SET PROBLEM ▸ In the material below, identify each line bearing the word "settings". Reproduce those lines.

GIVEN RECORDS ▸
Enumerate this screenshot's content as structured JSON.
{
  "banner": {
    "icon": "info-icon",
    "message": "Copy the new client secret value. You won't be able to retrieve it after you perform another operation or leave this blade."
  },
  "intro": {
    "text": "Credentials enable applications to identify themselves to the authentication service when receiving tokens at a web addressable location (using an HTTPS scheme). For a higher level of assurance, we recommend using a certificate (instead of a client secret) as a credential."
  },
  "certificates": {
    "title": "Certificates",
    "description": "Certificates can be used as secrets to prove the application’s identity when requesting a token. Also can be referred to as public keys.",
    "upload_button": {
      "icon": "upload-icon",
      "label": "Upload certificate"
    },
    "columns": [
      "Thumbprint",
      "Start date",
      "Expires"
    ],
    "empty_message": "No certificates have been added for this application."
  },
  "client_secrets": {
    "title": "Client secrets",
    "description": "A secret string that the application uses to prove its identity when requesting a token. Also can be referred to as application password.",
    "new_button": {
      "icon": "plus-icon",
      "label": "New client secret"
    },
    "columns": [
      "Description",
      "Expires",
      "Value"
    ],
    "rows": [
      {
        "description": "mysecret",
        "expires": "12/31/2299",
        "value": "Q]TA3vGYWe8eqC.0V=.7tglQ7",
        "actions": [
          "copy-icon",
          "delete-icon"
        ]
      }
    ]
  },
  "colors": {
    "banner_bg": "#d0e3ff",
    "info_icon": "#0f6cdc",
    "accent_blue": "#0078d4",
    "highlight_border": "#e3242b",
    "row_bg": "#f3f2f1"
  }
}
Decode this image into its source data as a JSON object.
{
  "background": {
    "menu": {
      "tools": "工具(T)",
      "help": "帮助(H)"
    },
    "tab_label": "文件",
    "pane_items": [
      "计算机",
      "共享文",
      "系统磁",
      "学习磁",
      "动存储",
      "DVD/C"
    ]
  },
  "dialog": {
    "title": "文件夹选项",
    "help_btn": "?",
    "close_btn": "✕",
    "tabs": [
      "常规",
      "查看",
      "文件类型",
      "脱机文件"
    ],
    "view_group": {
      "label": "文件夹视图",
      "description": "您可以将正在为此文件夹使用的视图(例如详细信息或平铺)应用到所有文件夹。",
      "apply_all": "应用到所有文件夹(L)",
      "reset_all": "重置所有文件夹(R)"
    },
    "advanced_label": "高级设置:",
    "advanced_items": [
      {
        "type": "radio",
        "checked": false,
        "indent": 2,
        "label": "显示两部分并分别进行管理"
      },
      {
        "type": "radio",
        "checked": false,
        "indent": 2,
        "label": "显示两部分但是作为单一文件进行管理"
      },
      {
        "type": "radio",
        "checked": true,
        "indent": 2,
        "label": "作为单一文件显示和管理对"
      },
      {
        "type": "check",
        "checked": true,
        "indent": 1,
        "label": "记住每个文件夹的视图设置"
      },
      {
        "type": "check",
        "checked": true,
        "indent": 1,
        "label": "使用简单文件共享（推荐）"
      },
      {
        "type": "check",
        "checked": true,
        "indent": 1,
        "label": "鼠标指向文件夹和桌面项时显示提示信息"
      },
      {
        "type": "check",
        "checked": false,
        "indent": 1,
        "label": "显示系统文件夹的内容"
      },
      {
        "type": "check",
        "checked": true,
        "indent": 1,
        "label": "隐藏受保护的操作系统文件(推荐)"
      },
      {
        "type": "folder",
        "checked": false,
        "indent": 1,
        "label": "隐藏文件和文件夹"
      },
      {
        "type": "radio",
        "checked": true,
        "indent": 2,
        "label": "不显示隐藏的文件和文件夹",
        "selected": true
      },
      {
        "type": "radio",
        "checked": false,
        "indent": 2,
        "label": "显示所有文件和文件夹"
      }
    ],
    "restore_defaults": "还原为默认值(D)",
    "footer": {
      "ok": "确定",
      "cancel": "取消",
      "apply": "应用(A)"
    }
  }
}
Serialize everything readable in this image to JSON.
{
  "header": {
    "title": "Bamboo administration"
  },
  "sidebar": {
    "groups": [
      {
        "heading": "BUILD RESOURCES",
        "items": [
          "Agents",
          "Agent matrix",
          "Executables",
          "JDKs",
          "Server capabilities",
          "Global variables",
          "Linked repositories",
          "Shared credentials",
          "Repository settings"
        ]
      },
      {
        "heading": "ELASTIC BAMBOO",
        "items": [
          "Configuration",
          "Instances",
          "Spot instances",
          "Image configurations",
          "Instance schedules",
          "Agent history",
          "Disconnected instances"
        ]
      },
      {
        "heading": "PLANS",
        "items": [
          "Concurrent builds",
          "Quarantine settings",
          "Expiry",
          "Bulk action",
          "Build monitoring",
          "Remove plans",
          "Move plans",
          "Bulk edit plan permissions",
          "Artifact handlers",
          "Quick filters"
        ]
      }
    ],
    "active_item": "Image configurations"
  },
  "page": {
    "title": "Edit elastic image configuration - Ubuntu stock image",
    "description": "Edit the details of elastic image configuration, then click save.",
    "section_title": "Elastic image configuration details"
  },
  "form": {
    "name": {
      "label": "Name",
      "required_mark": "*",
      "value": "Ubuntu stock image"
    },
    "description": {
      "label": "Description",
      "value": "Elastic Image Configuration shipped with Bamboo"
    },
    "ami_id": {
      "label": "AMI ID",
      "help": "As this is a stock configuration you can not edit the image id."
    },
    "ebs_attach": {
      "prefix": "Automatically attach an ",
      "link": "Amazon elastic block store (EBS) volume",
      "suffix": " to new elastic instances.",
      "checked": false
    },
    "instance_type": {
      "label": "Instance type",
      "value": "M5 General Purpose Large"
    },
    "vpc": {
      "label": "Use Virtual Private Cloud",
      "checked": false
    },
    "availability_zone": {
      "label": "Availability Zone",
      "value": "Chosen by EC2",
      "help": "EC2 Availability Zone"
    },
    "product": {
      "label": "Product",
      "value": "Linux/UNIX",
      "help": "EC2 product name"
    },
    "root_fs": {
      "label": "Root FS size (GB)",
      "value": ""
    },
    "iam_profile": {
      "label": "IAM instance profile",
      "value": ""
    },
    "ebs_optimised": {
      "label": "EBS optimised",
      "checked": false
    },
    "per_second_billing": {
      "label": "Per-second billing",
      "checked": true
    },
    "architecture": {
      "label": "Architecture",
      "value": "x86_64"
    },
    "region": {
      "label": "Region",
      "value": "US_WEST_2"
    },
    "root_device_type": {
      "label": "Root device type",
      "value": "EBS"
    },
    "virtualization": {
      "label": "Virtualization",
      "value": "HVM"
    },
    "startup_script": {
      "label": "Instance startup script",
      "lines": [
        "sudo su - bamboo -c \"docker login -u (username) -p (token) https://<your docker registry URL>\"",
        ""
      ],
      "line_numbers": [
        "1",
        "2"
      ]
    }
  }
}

ANSWER TO THE PROBLEM ▸
          "Repository settings"
          "Quarantine settings",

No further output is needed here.